Written request: Return the lines where the word "structured" occurs.

Records about charts and figures:
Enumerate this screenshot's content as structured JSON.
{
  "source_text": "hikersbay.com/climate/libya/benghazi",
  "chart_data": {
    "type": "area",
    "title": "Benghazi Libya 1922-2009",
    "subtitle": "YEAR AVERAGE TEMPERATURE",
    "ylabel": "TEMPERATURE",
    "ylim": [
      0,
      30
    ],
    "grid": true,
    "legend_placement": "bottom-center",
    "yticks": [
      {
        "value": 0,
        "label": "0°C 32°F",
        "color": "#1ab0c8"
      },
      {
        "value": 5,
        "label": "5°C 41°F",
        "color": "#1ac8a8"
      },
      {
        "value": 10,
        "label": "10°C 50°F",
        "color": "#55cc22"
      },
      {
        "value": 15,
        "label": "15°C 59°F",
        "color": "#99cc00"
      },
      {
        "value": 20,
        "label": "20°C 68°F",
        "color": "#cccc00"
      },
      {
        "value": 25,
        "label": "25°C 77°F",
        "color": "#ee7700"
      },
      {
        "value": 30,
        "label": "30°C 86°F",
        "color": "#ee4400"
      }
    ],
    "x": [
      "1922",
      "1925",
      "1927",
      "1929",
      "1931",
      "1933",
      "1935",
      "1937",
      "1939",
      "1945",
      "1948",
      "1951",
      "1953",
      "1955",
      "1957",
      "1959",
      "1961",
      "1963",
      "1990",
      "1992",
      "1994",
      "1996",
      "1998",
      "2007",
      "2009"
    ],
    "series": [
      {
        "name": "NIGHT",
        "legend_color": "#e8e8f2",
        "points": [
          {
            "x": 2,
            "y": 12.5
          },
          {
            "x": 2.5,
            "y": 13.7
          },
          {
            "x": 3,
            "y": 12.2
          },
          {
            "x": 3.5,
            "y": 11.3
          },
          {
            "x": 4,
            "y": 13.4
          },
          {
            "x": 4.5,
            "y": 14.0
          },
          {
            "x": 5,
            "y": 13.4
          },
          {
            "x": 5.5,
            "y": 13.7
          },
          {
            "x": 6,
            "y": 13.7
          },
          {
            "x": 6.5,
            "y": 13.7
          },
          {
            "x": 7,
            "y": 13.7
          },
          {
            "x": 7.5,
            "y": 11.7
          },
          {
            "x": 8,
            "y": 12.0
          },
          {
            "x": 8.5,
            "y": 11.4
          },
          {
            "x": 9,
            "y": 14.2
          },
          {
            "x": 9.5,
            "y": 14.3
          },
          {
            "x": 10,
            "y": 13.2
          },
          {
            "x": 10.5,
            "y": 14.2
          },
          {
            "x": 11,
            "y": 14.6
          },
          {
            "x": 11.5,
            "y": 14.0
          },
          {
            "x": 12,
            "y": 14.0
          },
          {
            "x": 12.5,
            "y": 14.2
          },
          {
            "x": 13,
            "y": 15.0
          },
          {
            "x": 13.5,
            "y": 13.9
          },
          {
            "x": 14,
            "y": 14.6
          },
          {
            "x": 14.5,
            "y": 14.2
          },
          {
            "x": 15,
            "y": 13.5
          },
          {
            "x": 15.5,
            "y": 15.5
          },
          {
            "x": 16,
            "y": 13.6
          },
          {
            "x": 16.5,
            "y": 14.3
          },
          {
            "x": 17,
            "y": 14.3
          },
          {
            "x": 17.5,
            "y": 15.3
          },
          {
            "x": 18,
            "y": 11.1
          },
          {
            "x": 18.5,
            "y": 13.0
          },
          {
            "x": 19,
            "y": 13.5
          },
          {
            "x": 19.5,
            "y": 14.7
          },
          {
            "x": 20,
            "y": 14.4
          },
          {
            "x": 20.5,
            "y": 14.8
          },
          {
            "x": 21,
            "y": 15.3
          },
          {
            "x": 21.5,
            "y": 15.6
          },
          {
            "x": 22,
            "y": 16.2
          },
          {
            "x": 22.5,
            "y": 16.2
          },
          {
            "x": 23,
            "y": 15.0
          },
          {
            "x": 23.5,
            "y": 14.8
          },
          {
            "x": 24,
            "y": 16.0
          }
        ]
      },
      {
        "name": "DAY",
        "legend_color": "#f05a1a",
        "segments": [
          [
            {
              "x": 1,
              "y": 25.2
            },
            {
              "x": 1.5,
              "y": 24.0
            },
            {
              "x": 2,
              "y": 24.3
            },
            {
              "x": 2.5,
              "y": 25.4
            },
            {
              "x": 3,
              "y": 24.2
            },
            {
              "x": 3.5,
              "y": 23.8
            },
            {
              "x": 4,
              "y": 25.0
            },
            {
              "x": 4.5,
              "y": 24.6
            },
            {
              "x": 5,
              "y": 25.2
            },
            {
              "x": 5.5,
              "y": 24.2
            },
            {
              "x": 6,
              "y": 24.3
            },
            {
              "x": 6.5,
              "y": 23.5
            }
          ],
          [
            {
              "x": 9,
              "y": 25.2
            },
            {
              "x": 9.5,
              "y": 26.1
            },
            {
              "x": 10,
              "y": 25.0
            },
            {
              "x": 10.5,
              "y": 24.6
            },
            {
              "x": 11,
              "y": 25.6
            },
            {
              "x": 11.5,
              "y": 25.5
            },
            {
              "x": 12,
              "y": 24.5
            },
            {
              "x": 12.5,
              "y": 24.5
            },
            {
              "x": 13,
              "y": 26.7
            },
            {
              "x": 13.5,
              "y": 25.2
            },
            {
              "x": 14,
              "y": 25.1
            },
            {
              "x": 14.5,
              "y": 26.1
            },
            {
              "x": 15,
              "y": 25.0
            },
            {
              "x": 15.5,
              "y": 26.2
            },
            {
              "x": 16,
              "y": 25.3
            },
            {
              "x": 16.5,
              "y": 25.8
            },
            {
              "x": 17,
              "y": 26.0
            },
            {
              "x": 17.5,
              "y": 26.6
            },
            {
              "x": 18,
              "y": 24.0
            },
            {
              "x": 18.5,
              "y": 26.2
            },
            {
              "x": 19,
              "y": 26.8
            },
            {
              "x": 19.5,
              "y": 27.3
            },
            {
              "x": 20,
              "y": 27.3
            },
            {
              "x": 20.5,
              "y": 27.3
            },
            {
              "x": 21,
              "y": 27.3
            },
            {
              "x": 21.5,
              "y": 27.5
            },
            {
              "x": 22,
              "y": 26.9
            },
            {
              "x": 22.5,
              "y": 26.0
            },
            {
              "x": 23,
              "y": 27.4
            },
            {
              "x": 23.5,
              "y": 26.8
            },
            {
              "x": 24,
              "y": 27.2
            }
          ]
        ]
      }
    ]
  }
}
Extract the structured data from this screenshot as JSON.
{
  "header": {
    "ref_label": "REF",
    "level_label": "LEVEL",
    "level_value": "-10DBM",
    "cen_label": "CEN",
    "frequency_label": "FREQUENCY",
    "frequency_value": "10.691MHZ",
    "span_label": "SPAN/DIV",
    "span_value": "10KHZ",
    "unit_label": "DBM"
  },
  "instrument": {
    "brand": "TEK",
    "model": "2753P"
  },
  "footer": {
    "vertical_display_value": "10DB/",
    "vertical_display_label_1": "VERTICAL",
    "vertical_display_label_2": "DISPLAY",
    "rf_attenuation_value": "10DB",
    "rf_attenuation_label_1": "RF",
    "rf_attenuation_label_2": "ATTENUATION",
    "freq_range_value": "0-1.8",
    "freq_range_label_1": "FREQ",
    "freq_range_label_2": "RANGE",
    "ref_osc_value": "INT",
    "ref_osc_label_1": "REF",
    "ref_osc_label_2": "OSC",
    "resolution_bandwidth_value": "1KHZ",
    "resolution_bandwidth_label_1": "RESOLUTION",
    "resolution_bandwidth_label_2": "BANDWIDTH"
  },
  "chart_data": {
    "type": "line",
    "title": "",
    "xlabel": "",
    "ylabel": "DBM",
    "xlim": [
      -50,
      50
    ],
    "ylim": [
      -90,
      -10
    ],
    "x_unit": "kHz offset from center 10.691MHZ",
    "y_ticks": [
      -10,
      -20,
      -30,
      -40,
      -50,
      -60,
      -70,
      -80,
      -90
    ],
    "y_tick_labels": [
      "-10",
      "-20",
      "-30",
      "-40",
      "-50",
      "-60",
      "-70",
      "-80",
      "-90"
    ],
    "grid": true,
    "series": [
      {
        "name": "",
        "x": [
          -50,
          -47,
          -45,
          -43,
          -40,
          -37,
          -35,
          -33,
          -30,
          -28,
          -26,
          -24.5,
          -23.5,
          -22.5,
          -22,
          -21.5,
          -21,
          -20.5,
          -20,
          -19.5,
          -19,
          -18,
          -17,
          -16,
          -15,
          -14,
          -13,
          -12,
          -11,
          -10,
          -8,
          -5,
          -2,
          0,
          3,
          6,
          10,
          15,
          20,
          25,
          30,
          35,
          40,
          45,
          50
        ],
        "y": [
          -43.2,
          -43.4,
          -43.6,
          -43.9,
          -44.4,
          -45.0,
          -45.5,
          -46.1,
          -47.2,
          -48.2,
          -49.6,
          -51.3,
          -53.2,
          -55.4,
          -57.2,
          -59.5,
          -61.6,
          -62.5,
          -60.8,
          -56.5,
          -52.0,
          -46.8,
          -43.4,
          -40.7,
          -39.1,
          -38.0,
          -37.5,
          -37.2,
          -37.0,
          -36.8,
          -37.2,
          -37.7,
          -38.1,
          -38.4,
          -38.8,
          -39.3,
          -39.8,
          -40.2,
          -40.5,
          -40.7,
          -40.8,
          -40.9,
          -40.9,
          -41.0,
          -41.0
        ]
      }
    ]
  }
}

Exercise output:
Enumerate this screenshot's content as structured JSON.
Extract the structured data from this screenshot as JSON.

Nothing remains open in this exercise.